• _Set task_
Write down every entry below once more, exactly.

————

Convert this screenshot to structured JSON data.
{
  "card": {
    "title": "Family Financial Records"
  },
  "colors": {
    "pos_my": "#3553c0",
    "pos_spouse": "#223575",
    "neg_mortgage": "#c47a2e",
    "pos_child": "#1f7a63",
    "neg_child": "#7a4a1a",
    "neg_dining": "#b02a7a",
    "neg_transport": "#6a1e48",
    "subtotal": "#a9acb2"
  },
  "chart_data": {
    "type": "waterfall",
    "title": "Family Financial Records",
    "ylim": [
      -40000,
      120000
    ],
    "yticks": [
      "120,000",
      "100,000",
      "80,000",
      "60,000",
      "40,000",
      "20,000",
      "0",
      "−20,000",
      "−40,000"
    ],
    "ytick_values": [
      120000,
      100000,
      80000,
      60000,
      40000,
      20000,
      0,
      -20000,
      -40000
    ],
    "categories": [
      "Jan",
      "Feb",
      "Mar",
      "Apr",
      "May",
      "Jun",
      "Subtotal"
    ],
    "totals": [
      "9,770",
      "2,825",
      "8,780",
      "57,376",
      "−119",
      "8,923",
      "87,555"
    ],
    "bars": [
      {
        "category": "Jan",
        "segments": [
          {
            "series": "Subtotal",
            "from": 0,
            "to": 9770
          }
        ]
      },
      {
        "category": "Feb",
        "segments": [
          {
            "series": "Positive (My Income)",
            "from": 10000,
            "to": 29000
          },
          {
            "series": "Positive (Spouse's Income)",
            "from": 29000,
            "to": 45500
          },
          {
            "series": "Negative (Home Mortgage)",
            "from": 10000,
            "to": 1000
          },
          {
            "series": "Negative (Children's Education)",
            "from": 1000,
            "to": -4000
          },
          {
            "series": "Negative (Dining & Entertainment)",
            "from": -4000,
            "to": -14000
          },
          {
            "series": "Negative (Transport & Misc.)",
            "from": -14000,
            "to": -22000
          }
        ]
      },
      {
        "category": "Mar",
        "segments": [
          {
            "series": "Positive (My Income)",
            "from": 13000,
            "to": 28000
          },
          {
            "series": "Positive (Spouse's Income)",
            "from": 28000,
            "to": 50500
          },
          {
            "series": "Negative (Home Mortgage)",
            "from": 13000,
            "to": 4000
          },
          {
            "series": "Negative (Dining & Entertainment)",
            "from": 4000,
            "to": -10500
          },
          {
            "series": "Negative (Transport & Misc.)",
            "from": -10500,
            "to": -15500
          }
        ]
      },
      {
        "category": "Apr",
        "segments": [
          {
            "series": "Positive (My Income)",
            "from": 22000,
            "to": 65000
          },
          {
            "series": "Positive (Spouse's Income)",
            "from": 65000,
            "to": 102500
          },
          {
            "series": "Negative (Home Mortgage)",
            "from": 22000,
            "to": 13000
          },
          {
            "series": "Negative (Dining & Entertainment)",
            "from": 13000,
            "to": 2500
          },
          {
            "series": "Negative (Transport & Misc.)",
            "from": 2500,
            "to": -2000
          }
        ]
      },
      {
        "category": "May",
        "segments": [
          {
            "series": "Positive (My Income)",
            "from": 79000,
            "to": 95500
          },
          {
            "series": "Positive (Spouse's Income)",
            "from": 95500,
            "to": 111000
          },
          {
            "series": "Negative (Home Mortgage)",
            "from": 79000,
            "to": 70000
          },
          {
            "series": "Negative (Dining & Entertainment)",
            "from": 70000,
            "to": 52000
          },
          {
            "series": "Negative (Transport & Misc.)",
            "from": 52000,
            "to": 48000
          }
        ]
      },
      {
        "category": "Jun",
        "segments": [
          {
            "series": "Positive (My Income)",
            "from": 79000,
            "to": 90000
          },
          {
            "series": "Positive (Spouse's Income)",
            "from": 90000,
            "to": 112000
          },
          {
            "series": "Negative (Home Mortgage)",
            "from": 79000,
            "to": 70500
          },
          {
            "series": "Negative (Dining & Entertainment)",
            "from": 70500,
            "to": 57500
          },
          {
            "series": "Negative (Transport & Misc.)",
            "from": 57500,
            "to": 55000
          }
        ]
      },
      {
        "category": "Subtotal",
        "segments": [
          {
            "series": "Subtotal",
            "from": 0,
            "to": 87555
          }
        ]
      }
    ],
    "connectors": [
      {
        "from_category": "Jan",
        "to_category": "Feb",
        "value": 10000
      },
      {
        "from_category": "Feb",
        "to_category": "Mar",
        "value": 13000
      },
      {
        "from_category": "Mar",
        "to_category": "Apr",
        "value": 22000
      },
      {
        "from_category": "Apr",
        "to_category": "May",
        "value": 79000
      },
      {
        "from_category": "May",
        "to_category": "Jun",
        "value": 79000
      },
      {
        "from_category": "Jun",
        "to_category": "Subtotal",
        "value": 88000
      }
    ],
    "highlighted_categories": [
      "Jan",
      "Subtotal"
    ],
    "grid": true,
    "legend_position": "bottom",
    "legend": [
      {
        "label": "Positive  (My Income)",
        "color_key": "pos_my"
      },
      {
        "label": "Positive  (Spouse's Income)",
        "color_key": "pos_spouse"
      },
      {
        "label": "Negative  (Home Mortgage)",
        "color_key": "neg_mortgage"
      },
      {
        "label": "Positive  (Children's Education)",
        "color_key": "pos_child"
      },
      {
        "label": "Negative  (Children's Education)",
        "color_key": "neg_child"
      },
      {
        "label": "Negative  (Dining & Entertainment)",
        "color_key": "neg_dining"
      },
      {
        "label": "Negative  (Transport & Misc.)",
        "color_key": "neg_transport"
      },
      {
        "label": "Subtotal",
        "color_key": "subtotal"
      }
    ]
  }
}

————

• _Output of the exercise_
Convert this screenshot to structured JSON data.
{
  "card": {
    "title": "Family Financial Records"
  },
  "colors": {
    "pos_my": "#3553c0",
    "pos_spouse": "#223575",
    "neg_mortgage": "#c47a2e",
    "pos_child": "#1f7a63",
    "neg_child": "#7a4a1a",
    "neg_dining": "#b02a7a",
    "neg_transport": "#6a1e48",
    "subtotal": "#a9acb2"
  },
  "chart_data": {
    "type": "waterfall",
    "title": "Family Financial Records",
    "ylim": [
      -40000,
      120000
    ],
    "yticks": [
      "120,000",
      "100,000",
      "80,000",
      "60,000",
      "40,000",
      "20,000",
      "0",
      "−20,000",
      "−40,000"
    ],
    "ytick_values": [
      120000,
      100000,
      80000,
      60000,
      40000,
      20000,
      0,
      -20000,
      -40000
    ],
    "categories": [
      "Jan",
      "Feb",
      "Mar",
      "Apr",
      "May",
      "Jun",
      "Subtotal"
    ],
    "totals": [
      "9,770",
      "2,825",
      "8,780",
      "57,376",
      "−119",
      "8,923",
      "87,555"
    ],
    "bars": [
      {
        "category": "Jan",
        "segments": [
          {
            "series": "Subtotal",
            "from": 0,
            "to": 9770
          }
        ]
      },
      {
        "category": "Feb",
        "segments": [
          {
            "series": "Positive (My Income)",
            "from": 10000,
            "to": 29000
          },
          {
            "series": "Positive (Spouse's Income)",
            "from": 29000,
            "to": 45500
          },
          {
            "series": "Negative (Home Mortgage)",
            "from": 10000,
            "to": 1000
          },
          {
            "series": "Negative (Children's Education)",
            "from": 1000,
            "to": -4000
          },
          {
            "series": "Negative (Dining & Entertainment)",
            "from": -4000,
            "to": -14000
          },
          {
            "series": "Negative (Transport & Misc.)",
            "from": -14000,
            "to": -22000
          }
        ]
      },
      {
        "category": "Mar",
        "segments": [
          {
            "series": "Positive (My Income)",
            "from": 13000,
            "to": 28000
          },
          {
            "series": "Positive (Spouse's Income)",
            "from": 28000,
            "to": 50500
          },
          {
            "series": "Negative (Home Mortgage)",
            "from": 13000,
            "to": 4000
          },
          {
            "series": "Negative (Dining & Entertainment)",
            "from": 4000,
            "to": -10500
          },
          {
            "series": "Negative (Transport & Misc.)",
            "from": -10500,
            "to": -15500
          }
        ]
      },
      {
        "category": "Apr",
        "segments": [
          {
            "series": "Positive (My Income)",
            "from": 22000,
            "to": 65000
          },
          {
            "series": "Positive (Spouse's Income)",
            "from": 65000,
            "to": 102500
          },
          {
            "series": "Negative (Home Mortgage)",
            "from": 22000,
            "to": 13000
          },
          {
            "series": "Negative (Dining & Entertainment)",
            "from": 13000,
            "to": 2500
          },
          {
            "series": "Negative (Transport & Misc.)",
            "from": 2500,
            "to": -2000
          }
        ]
      },
      {
        "category": "May",
        "segments": [
          {
            "series": "Positive (My Income)",
            "from": 79000,
            "to": 95500
          },
          {
            "series": "Positive (Spouse's Income)",
            "from": 95500,
            "to": 111000
          },
          {
            "series": "Negative (Home Mortgage)",
            "from": 79000,
            "to": 70000
          },
          {
            "series": "Negative (Dining & Entertainment)",
            "from": 70000,
            "to": 52000
          },
          {
            "series": "Negative (Transport & Misc.)",
            "from": 52000,
            "to": 48000
          }
        ]
      },
      {
        "category": "Jun",
        "segments": [
          {
            "series": "Positive (My Income)",
            "from": 79000,
            "to": 90000
          },
          {
            "series": "Positive (Spouse's Income)",
            "from": 90000,
            "to": 112000
          },
          {
            "series": "Negative (Home Mortgage)",
            "from": 79000,
            "to": 70500
          },
          {
            "series": "Negative (Dining & Entertainment)",
            "from": 70500,
            "to": 57500
          },
          {
            "series": "Negative (Transport & Misc.)",
            "from": 57500,
            "to": 55000
          }
        ]
      },
      {
        "category": "Subtotal",
        "segments": [
          {
            "series": "Subtotal",
            "from": 0,
            "to": 87555
          }
        ]
      }
    ],
    "connectors": [
      {
        "from_category": "Jan",
        "to_category": "Feb",
        "value": 10000
      },
      {
        "from_category": "Feb",
        "to_category": "Mar",
        "value": 13000
      },
      {
        "from_category": "Mar",
        "to_category": "Apr",
        "value": 22000
      },
      {
        "from_category": "Apr",
        "to_category": "May",
        "value": 79000
      },
      {
        "from_category": "May",
        "to_category": "Jun",
        "value": 79000
      },
      {
        "from_category": "Jun",
        "to_category": "Subtotal",
        "value": 88000
      }
    ],
    "highlighted_categories": [
      "Jan",
      "Subtotal"
    ],
    "grid": true,
    "legend_position": "bottom",
    "legend": [
      {
        "label": "Positive  (My Income)",
        "color_key": "pos_my"
      },
      {
        "label": "Positive  (Spouse's Income)",
        "color_key": "pos_spouse"
      },
      {
        "label": "Negative  (Home Mortgage)",
        "color_key": "neg_mortgage"
      },
      {
        "label": "Positive  (Children's Education)",
        "color_key": "pos_child"
      },
      {
        "label": "Negative  (Children's Education)",
        "color_key": "neg_child"
      },
      {
        "label": "Negative  (Dining & Entertainment)",
        "color_key": "neg_dining"
      },
      {
        "label": "Negative  (Transport & Misc.)",
        "color_key": "neg_transport"
      },
      {
        "label": "Subtotal",
        "color_key": "subtotal"
      }
    ]
  }
}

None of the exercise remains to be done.